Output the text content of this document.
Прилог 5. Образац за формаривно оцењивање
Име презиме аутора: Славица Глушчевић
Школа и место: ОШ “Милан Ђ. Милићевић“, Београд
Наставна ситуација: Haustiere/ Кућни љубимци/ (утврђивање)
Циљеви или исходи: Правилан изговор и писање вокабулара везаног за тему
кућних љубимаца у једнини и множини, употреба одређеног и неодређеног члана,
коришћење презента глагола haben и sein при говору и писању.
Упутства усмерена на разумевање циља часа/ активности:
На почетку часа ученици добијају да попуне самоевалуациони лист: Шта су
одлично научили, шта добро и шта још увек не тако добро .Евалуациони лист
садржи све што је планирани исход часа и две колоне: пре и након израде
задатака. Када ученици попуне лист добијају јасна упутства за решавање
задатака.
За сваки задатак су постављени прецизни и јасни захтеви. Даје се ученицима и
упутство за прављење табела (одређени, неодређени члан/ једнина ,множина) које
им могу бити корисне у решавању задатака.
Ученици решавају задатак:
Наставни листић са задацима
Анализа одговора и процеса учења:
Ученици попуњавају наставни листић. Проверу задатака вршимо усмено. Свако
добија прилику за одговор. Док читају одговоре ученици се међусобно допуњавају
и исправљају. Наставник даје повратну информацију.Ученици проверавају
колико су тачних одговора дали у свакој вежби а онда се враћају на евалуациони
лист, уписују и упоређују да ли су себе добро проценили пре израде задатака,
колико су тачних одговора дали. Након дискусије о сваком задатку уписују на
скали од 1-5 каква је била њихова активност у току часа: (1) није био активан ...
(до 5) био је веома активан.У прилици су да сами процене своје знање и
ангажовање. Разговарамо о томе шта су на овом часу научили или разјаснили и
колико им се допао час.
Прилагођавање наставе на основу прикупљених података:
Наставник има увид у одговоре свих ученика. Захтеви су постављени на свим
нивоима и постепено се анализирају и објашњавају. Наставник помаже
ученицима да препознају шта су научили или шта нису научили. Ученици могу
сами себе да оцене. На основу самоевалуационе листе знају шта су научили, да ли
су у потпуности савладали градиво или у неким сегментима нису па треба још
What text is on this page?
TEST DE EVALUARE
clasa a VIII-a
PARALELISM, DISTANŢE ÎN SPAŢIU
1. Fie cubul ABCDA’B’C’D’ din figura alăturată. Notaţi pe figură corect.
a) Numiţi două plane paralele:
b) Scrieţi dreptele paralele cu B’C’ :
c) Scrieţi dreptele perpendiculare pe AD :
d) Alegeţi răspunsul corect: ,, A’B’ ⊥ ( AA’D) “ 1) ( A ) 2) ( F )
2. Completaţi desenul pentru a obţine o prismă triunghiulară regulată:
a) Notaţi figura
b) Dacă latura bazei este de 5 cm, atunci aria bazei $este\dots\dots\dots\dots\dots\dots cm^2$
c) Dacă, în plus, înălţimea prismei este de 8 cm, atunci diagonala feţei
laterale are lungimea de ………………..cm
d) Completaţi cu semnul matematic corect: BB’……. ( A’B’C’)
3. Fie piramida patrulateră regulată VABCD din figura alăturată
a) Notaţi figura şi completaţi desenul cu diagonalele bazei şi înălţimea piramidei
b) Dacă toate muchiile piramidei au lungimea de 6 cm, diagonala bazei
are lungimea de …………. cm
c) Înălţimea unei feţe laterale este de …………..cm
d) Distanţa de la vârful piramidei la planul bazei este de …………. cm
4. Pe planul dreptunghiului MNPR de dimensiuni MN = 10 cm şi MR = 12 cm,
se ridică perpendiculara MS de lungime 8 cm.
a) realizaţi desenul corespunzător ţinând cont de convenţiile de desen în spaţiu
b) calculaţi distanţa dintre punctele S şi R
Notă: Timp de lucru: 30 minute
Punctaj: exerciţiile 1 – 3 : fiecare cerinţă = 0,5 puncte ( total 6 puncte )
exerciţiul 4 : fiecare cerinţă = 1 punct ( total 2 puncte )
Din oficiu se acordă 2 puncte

◆ Given exercise: From the material above, gather all lines that include the string "уписују" and copy them.

◆ Solution to this exercise:
лист, уписују и упоређују да ли су себе добро проценили пре израде задатака,
колико су тачних одговора дали. Након дискусије о сваком задатку уписују на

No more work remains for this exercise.